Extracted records
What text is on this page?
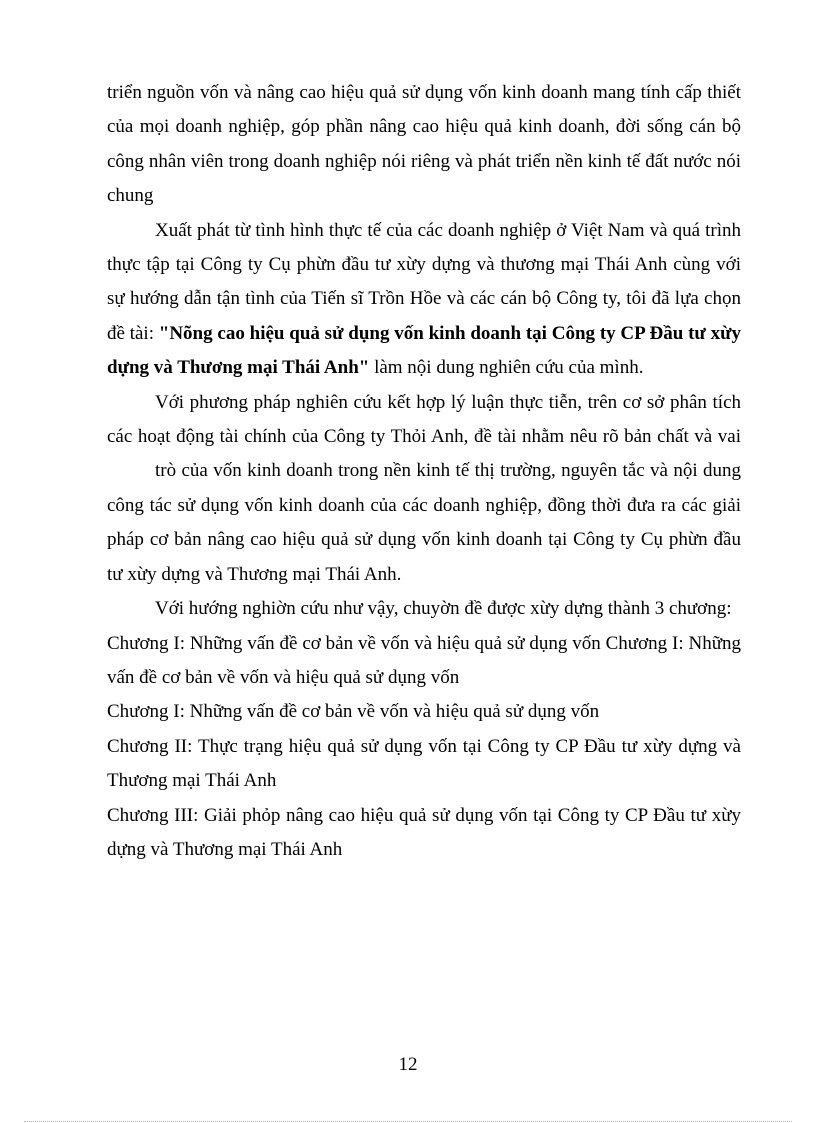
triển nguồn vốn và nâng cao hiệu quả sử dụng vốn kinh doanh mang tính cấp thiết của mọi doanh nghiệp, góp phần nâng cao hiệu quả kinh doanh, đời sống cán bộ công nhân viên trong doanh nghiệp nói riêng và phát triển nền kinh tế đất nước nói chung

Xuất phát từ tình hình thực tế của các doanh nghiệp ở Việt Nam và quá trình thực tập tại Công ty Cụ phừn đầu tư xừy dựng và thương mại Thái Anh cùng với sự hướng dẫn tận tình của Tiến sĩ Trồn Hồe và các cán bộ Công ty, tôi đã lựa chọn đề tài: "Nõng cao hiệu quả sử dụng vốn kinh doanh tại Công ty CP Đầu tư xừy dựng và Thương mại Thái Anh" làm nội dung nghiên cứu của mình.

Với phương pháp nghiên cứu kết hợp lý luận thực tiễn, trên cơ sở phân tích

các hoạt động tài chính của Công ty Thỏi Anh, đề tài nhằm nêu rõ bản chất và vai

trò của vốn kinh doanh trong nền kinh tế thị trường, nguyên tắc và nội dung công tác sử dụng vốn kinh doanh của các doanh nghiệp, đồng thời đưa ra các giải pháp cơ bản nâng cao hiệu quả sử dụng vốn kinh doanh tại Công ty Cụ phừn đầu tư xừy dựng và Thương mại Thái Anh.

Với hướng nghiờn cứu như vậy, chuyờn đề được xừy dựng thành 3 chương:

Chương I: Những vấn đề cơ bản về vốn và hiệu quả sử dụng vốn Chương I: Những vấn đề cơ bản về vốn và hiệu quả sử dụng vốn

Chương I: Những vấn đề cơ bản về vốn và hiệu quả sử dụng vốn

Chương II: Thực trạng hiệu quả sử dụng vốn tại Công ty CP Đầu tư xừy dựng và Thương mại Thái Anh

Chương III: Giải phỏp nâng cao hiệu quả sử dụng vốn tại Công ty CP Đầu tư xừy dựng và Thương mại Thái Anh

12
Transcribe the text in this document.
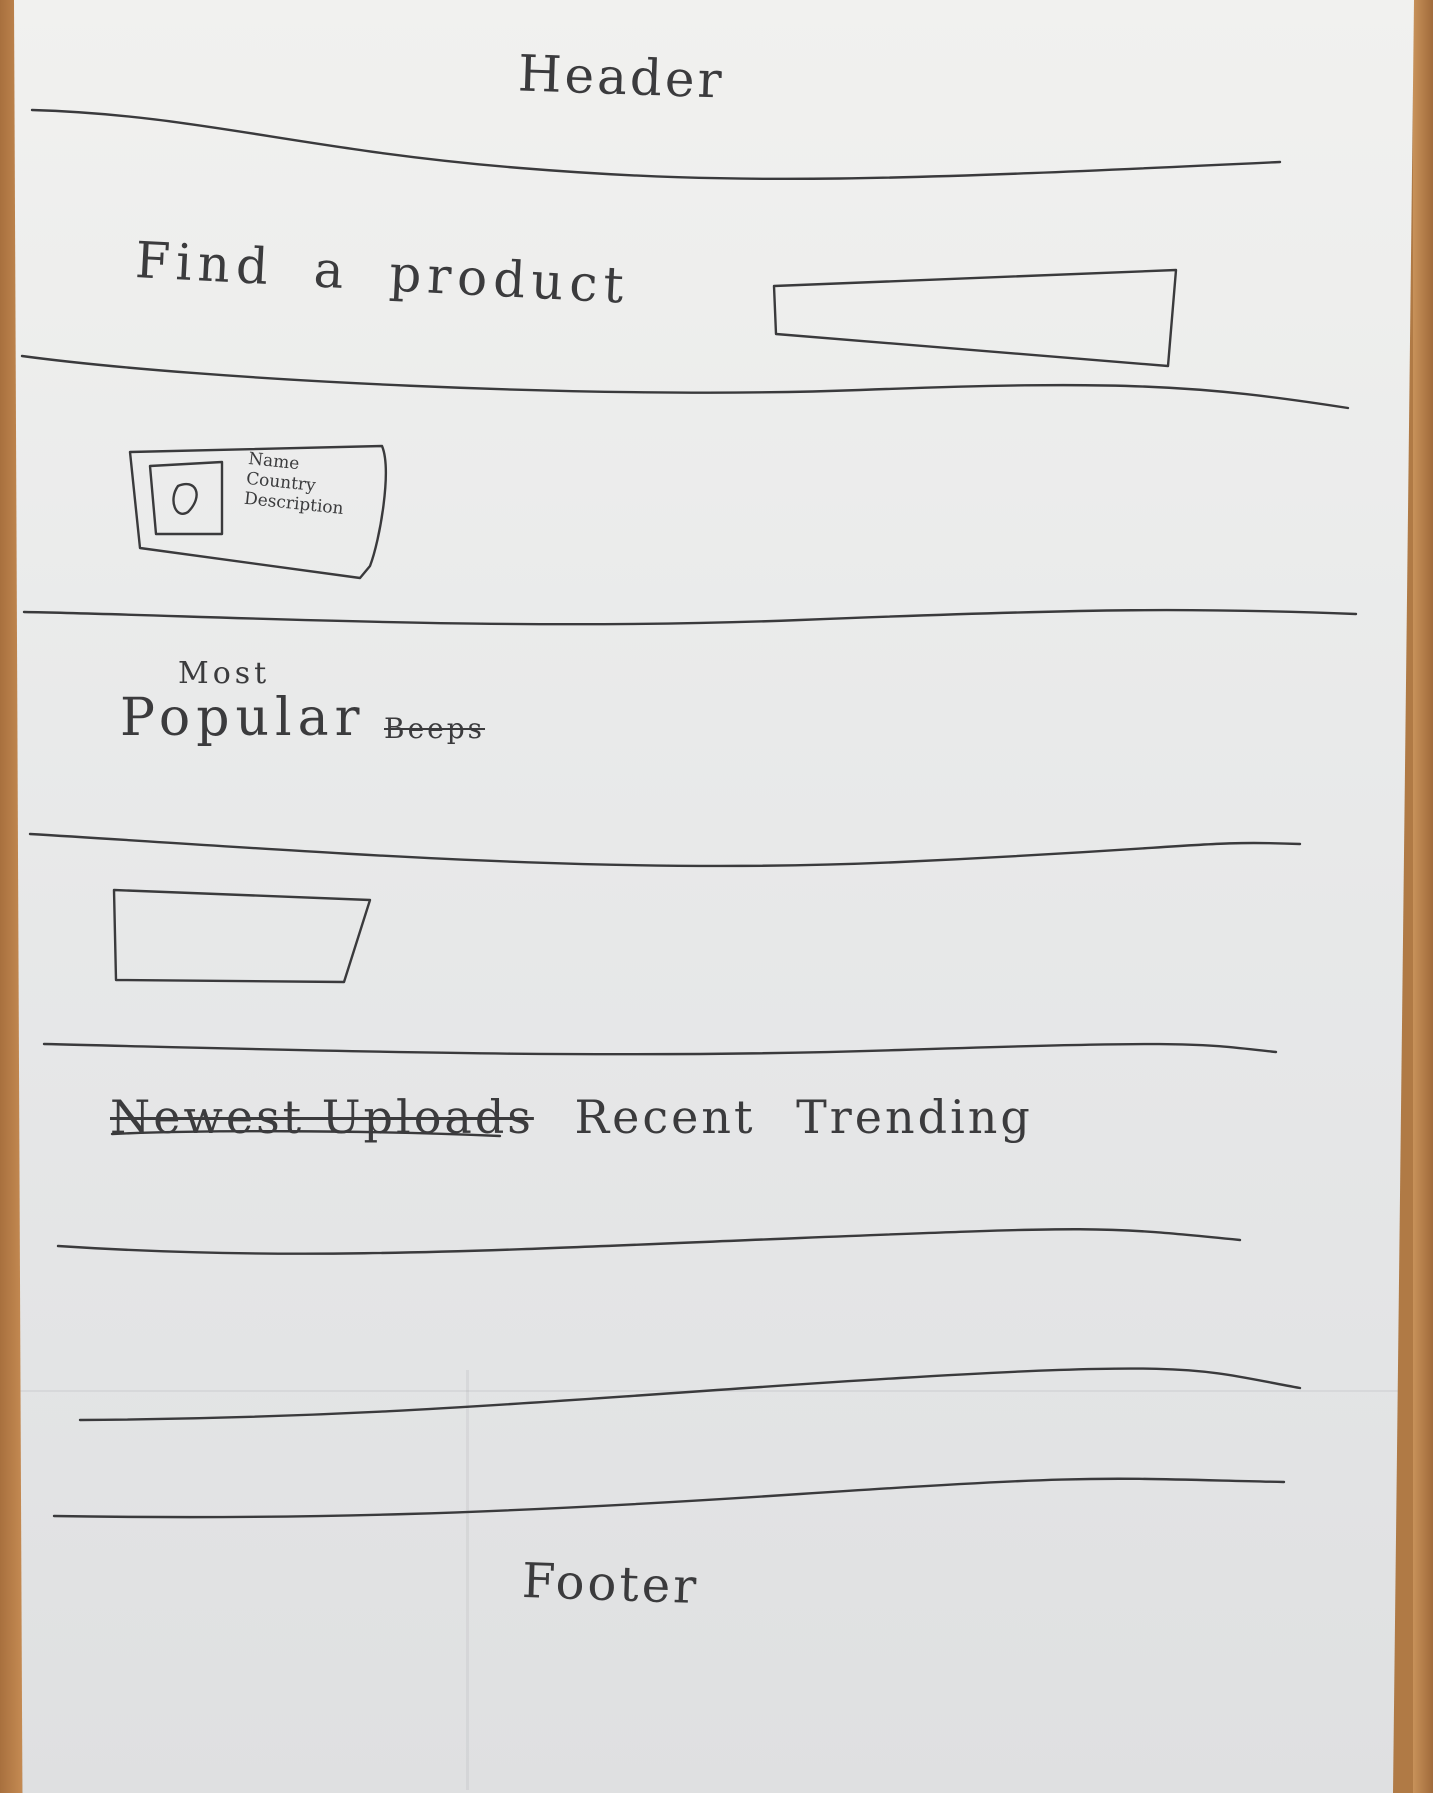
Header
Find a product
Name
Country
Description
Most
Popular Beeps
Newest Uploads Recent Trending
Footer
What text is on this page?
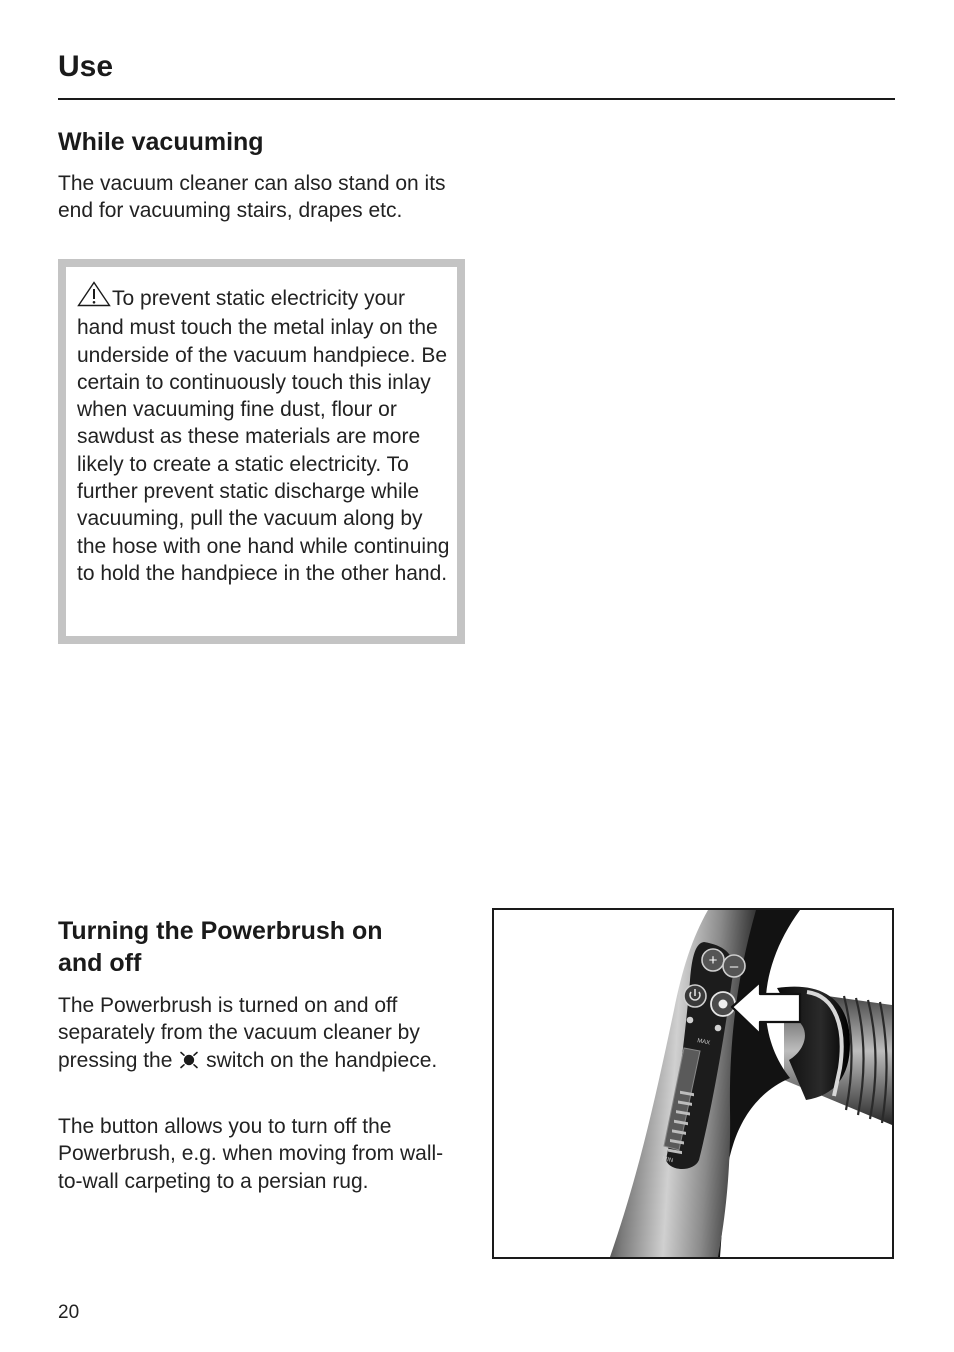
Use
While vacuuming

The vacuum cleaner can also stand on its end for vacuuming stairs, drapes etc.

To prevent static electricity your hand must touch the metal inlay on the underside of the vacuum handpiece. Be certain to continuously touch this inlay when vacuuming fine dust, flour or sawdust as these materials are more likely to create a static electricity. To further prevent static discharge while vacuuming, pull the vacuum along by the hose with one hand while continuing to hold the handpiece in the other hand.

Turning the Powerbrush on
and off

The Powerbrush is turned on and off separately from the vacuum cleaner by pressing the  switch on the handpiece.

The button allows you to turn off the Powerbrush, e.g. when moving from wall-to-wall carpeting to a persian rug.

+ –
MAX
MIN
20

__EXERCISE REQUIREMENTS__.
Extract the text of all the records above verbatim, excluding pictures.

__EXERCISE SOLUTION__.
What text is on this page?
triển nguồn vốn và nâng cao hiệu quả sử dụng vốn kinh doanh mang tính cấp thiết của mọi doanh nghiệp, góp phần nâng cao hiệu quả kinh doanh, đời sống cán bộ công nhân viên trong doanh nghiệp nói riêng và phát triển nền kinh tế đất nước nói chung

Xuất phát từ tình hình thực tế của các doanh nghiệp ở Việt Nam và quá trình thực tập tại Công ty Cụ phừn đầu tư xừy dựng và thương mại Thái Anh cùng với sự hướng dẫn tận tình của Tiến sĩ Trồn Hồe và các cán bộ Công ty, tôi đã lựa chọn đề tài: "Nõng cao hiệu quả sử dụng vốn kinh doanh tại Công ty CP Đầu tư xừy dựng và Thương mại Thái Anh" làm nội dung nghiên cứu của mình.

Với phương pháp nghiên cứu kết hợp lý luận thực tiễn, trên cơ sở phân tích

các hoạt động tài chính của Công ty Thỏi Anh, đề tài nhằm nêu rõ bản chất và vai

trò của vốn kinh doanh trong nền kinh tế thị trường, nguyên tắc và nội dung công tác sử dụng vốn kinh doanh của các doanh nghiệp, đồng thời đưa ra các giải pháp cơ bản nâng cao hiệu quả sử dụng vốn kinh doanh tại Công ty Cụ phừn đầu tư xừy dựng và Thương mại Thái Anh.

Với hướng nghiờn cứu như vậy, chuyờn đề được xừy dựng thành 3 chương:

Chương I: Những vấn đề cơ bản về vốn và hiệu quả sử dụng vốn Chương I: Những vấn đề cơ bản về vốn và hiệu quả sử dụng vốn

Chương I: Những vấn đề cơ bản về vốn và hiệu quả sử dụng vốn

Chương II: Thực trạng hiệu quả sử dụng vốn tại Công ty CP Đầu tư xừy dựng và Thương mại Thái Anh

Chương III: Giải phỏp nâng cao hiệu quả sử dụng vốn tại Công ty CP Đầu tư xừy dựng và Thương mại Thái Anh

12
Transcribe the text in this document.
Header
Find a product
Name
Country
Description
Most
Popular Beeps
Newest Uploads Recent Trending
Footer
What text is on this page?
Use
While vacuuming

The vacuum cleaner can also stand on its end for vacuuming stairs, drapes etc.

To prevent static electricity your hand must touch the metal inlay on the underside of the vacuum handpiece. Be certain to continuously touch this inlay when vacuuming fine dust, flour or sawdust as these materials are more likely to create a static electricity. To further prevent static discharge while vacuuming, pull the vacuum along by the hose with one hand while continuing to hold the handpiece in the other hand.

Turning the Powerbrush on
and off

The Powerbrush is turned on and off separately from the vacuum cleaner by pressing the  switch on the handpiece.

The button allows you to turn off the Powerbrush, e.g. when moving from wall-to-wall carpeting to a persian rug.

+ –
MAX
MIN
20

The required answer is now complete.